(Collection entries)
+ + +
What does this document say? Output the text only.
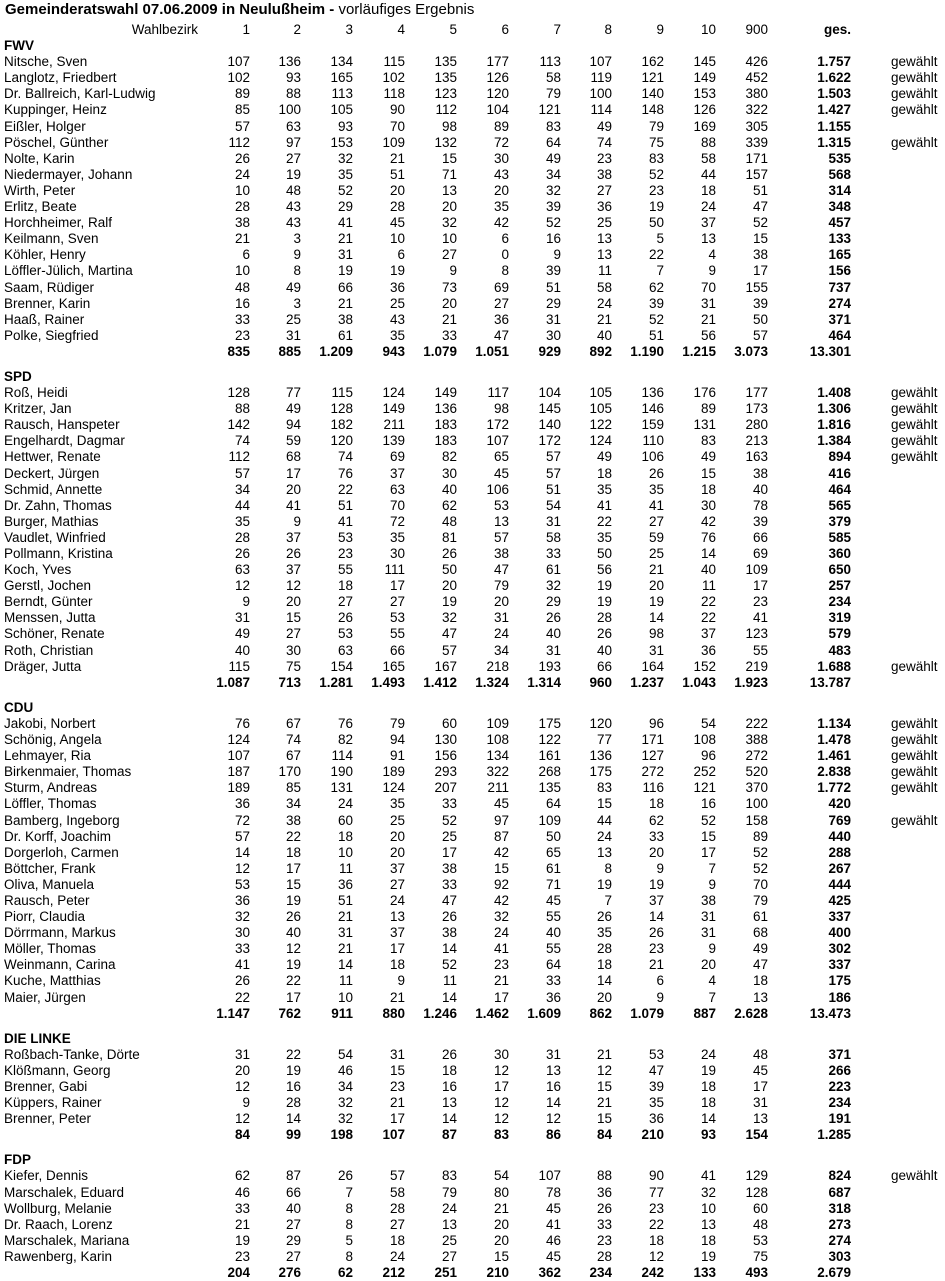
Gemeinderatswahl 07.06.2009 in Neulußheim - vorläufiges Ergebnis
Wahlbezirk	1	2	3	4	5	6	7	8	9	10 900	ges.
FWV
Nitsche, Sven	107 136 134 115 135 177 113 107 162 145 426	1.757	gewählt
Langlotz, Friedbert	102	93 165 102 135 126	58 119 121 149 452	1.622	gewählt
Dr. Ballreich, Karl-Ludwig	89	88 113 118 123 120	79 100 140 153 380	1.503	gewählt
Kuppinger, Heinz	85 100 105	90 112 104 121 114 148 126 322	1.427	gewählt
Eißler, Holger	57	63	93	70	98	89	83	49	79 169 305	1.155
Pöschel, Günther	112	97 153 109 132	72	64	74	75	88 339	1.315	gewählt
Nolte, Karin	26	27	32	21	15	30	49	23	83	58 171	535
Niedermayer, Johann	24	19	35	51	71	43	34	38	52	44 157	568
Wirth, Peter	10	48	52	20	13	20	32	27	23	18	51	314
Erlitz, Beate	28	43	29	28	20	35	39	36	19	24	47	348
Horchheimer, Ralf	38	43	41	45	32	42	52	25	50	37	52	457
Keilmann, Sven	21	3	21	10	10	6	16	13	5	13	15	133
Köhler, Henry	6	9	31	6	27	0	9	13	22	4	38	165
Löffler-Jülich, Martina	10	8	19	19	9	8	39	11	7	9	17	156
Saam, Rüdiger	48	49	66	36	73	69	51	58	62	70 155	737
Brenner, Karin	16	3	21	25	20	27	29	24	39	31	39	274
Haaß, Rainer	33	25	38	43	21	36	31	21	52	21	50	371
Polke, Siegfried	23	31	61	35	33	47	30	40	51	56	57	464
835 885 1.209 943 1.079 1.051 929 892 1.190 1.215 3.073	13.301
SPD
Roß, Heidi	128	77 115 124 149 117 104 105 136 176 177	1.408	gewählt
Kritzer, Jan	88	49 128 149 136	98 145 105 146	89 173	1.306	gewählt
Rausch, Hanspeter	142	94 182 211 183 172 140 122 159 131 280	1.816	gewählt
Engelhardt, Dagmar	74	59 120 139 183 107 172 124 110	83 213	1.384	gewählt
Hettwer, Renate	112	68	74	69	82	65	57	49 106	49 163	894	gewählt
Deckert, Jürgen	57	17	76	37	30	45	57	18	26	15	38	416
Schmid, Annette	34	20	22	63	40 106	51	35	35	18	40	464
Dr. Zahn, Thomas	44	41	51	70	62	53	54	41	41	30	78	565
Burger, Mathias	35	9	41	72	48	13	31	22	27	42	39	379
Vaudlet, Winfried	28	37	53	35	81	57	58	35	59	76	66	585
Pollmann, Kristina	26	26	23	30	26	38	33	50	25	14	69	360
Koch, Yves	63	37	55 111	50	47	61	56	21	40 109	650
Gerstl, Jochen	12	12	18	17	20	79	32	19	20	11	17	257
Berndt, Günter	9	20	27	27	19	20	29	19	19	22	23	234
Menssen, Jutta	31	15	26	53	32	31	26	28	14	22	41	319
Schöner, Renate	49	27	53	55	47	24	40	26	98	37 123	579
Roth, Christian	40	30	63	66	57	34	31	40	31	36	55	483
Dräger, Jutta	115	75 154 165 167 218 193	66 164 152 219	1.688	gewählt
1.087 713 1.281 1.493 1.412 1.324 1.314 960 1.237 1.043 1.923	13.787
CDU
Jakobi, Norbert	76	67	76	79	60 109 175 120	96	54 222	1.134	gewählt
Schönig, Angela	124	74	82	94 130 108 122	77 171 108 388	1.478	gewählt
Lehmayer, Ria	107	67 114	91 156 134 161 136 127	96 272	1.461	gewählt
Birkenmaier, Thomas	187 170 190 189 293 322 268 175 272 252 520	2.838	gewählt
Sturm, Andreas	189	85 131 124 207 211 135	83 116 121 370	1.772	gewählt
Löffler, Thomas	36	34	24	35	33	45	64	15	18	16 100	420
Bamberg, Ingeborg	72	38	60	25	52	97 109	44	62	52 158	769	gewählt
Dr. Korff, Joachim	57	22	18	20	25	87	50	24	33	15	89	440
Dorgerloh, Carmen	14	18	10	20	17	42	65	13	20	17	52	288
Böttcher, Frank	12	17	11	37	38	15	61	8	9	7	52	267
Oliva, Manuela	53	15	36	27	33	92	71	19	19	9	70	444
Rausch, Peter	36	19	51	24	47	42	45	7	37	38	79	425
Piorr, Claudia	32	26	21	13	26	32	55	26	14	31	61	337
Dörrmann, Markus	30	40	31	37	38	24	40	35	26	31	68	400
Möller, Thomas	33	12	21	17	14	41	55	28	23	9	49	302
Weinmann, Carina	41	19	14	18	52	23	64	18	21	20	47	337
Kuche, Matthias	26	22	11	9	11	21	33	14	6	4	18	175
Maier, Jürgen	22	17	10	21	14	17	36	20	9	7	13	186
1.147 762 911 880 1.246 1.462 1.609 862 1.079 887 2.628	13.473
DIE LINKE
Roßbach-Tanke, Dörte	31	22	54	31	26	30	31	21	53	24	48	371
Klößmann, Georg	20	19	46	15	18	12	13	12	47	19	45	266
Brenner, Gabi	12	16	34	23	16	17	16	15	39	18	17	223
Küppers, Rainer	9	28	32	21	13	12	14	21	35	18	31	234
Brenner, Peter	12	14	32	17	14	12	12	15	36	14	13	191
84	99 198 107	87	83	86	84 210	93 154	1.285
FDP
Kiefer, Dennis	62	87	26	57	83	54 107	88	90	41 129	824	gewählt
Marschalek, Eduard	46	66	7	58	79	80	78	36	77	32 128	687
Wollburg, Melanie	33	40	8	28	24	21	45	26	23	10	60	318
Dr. Raach, Lorenz	21	27	8	27	13	20	41	33	22	13	48	273
Marschalek, Mariana	19	29	5	18	25	20	46	23	18	18	53	274
Rawenberg, Karin	23	27	8	24	27	15	45	28	12	19	75	303
204 276	62 212 251 210 362 234 242 133 493	2.679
+ + +
EXERCISE →
All of the entries above should be duplicated exactly, except for the pictures.

RESPONSE TO THIS EXERCISE →
What does this document say? Output the text only.
Gemeinderatswahl 07.06.2009 in Neulußheim - vorläufiges Ergebnis
Wahlbezirk	1	2	3	4	5	6	7	8	9	10 900	ges.
FWV
Nitsche, Sven	107 136 134 115 135 177 113 107 162 145 426	1.757	gewählt
Langlotz, Friedbert	102	93 165 102 135 126	58 119 121 149 452	1.622	gewählt
Dr. Ballreich, Karl-Ludwig	89	88 113 118 123 120	79 100 140 153 380	1.503	gewählt
Kuppinger, Heinz	85 100 105	90 112 104 121 114 148 126 322	1.427	gewählt
Eißler, Holger	57	63	93	70	98	89	83	49	79 169 305	1.155
Pöschel, Günther	112	97 153 109 132	72	64	74	75	88 339	1.315	gewählt
Nolte, Karin	26	27	32	21	15	30	49	23	83	58 171	535
Niedermayer, Johann	24	19	35	51	71	43	34	38	52	44 157	568
Wirth, Peter	10	48	52	20	13	20	32	27	23	18	51	314
Erlitz, Beate	28	43	29	28	20	35	39	36	19	24	47	348
Horchheimer, Ralf	38	43	41	45	32	42	52	25	50	37	52	457
Keilmann, Sven	21	3	21	10	10	6	16	13	5	13	15	133
Köhler, Henry	6	9	31	6	27	0	9	13	22	4	38	165
Löffler-Jülich, Martina	10	8	19	19	9	8	39	11	7	9	17	156
Saam, Rüdiger	48	49	66	36	73	69	51	58	62	70 155	737
Brenner, Karin	16	3	21	25	20	27	29	24	39	31	39	274
Haaß, Rainer	33	25	38	43	21	36	31	21	52	21	50	371
Polke, Siegfried	23	31	61	35	33	47	30	40	51	56	57	464
835 885 1.209 943 1.079 1.051 929 892 1.190 1.215 3.073	13.301
SPD
Roß, Heidi	128	77 115 124 149 117 104 105 136 176 177	1.408	gewählt
Kritzer, Jan	88	49 128 149 136	98 145 105 146	89 173	1.306	gewählt
Rausch, Hanspeter	142	94 182 211 183 172 140 122 159 131 280	1.816	gewählt
Engelhardt, Dagmar	74	59 120 139 183 107 172 124 110	83 213	1.384	gewählt
Hettwer, Renate	112	68	74	69	82	65	57	49 106	49 163	894	gewählt
Deckert, Jürgen	57	17	76	37	30	45	57	18	26	15	38	416
Schmid, Annette	34	20	22	63	40 106	51	35	35	18	40	464
Dr. Zahn, Thomas	44	41	51	70	62	53	54	41	41	30	78	565
Burger, Mathias	35	9	41	72	48	13	31	22	27	42	39	379
Vaudlet, Winfried	28	37	53	35	81	57	58	35	59	76	66	585
Pollmann, Kristina	26	26	23	30	26	38	33	50	25	14	69	360
Koch, Yves	63	37	55 111	50	47	61	56	21	40 109	650
Gerstl, Jochen	12	12	18	17	20	79	32	19	20	11	17	257
Berndt, Günter	9	20	27	27	19	20	29	19	19	22	23	234
Menssen, Jutta	31	15	26	53	32	31	26	28	14	22	41	319
Schöner, Renate	49	27	53	55	47	24	40	26	98	37 123	579
Roth, Christian	40	30	63	66	57	34	31	40	31	36	55	483
Dräger, Jutta	115	75 154 165 167 218 193	66 164 152 219	1.688	gewählt
1.087 713 1.281 1.493 1.412 1.324 1.314 960 1.237 1.043 1.923	13.787
CDU
Jakobi, Norbert	76	67	76	79	60 109 175 120	96	54 222	1.134	gewählt
Schönig, Angela	124	74	82	94 130 108 122	77 171 108 388	1.478	gewählt
Lehmayer, Ria	107	67 114	91 156 134 161 136 127	96 272	1.461	gewählt
Birkenmaier, Thomas	187 170 190 189 293 322 268 175 272 252 520	2.838	gewählt
Sturm, Andreas	189	85 131 124 207 211 135	83 116 121 370	1.772	gewählt
Löffler, Thomas	36	34	24	35	33	45	64	15	18	16 100	420
Bamberg, Ingeborg	72	38	60	25	52	97 109	44	62	52 158	769	gewählt
Dr. Korff, Joachim	57	22	18	20	25	87	50	24	33	15	89	440
Dorgerloh, Carmen	14	18	10	20	17	42	65	13	20	17	52	288
Böttcher, Frank	12	17	11	37	38	15	61	8	9	7	52	267
Oliva, Manuela	53	15	36	27	33	92	71	19	19	9	70	444
Rausch, Peter	36	19	51	24	47	42	45	7	37	38	79	425
Piorr, Claudia	32	26	21	13	26	32	55	26	14	31	61	337
Dörrmann, Markus	30	40	31	37	38	24	40	35	26	31	68	400
Möller, Thomas	33	12	21	17	14	41	55	28	23	9	49	302
Weinmann, Carina	41	19	14	18	52	23	64	18	21	20	47	337
Kuche, Matthias	26	22	11	9	11	21	33	14	6	4	18	175
Maier, Jürgen	22	17	10	21	14	17	36	20	9	7	13	186
1.147 762 911 880 1.246 1.462 1.609 862 1.079 887 2.628	13.473
DIE LINKE
Roßbach-Tanke, Dörte	31	22	54	31	26	30	31	21	53	24	48	371
Klößmann, Georg	20	19	46	15	18	12	13	12	47	19	45	266
Brenner, Gabi	12	16	34	23	16	17	16	15	39	18	17	223
Küppers, Rainer	9	28	32	21	13	12	14	21	35	18	31	234
Brenner, Peter	12	14	32	17	14	12	12	15	36	14	13	191
84	99 198 107	87	83	86	84 210	93 154	1.285
FDP
Kiefer, Dennis	62	87	26	57	83	54 107	88	90	41 129	824	gewählt
Marschalek, Eduard	46	66	7	58	79	80	78	36	77	32 128	687
Wollburg, Melanie	33	40	8	28	24	21	45	26	23	10	60	318
Dr. Raach, Lorenz	21	27	8	27	13	20	41	33	22	13	48	273
Marschalek, Mariana	19	29	5	18	25	20	46	23	18	18	53	274
Rawenberg, Karin	23	27	8	24	27	15	45	28	12	19	75	303
204 276	62 212 251 210 362 234 242 133 493	2.679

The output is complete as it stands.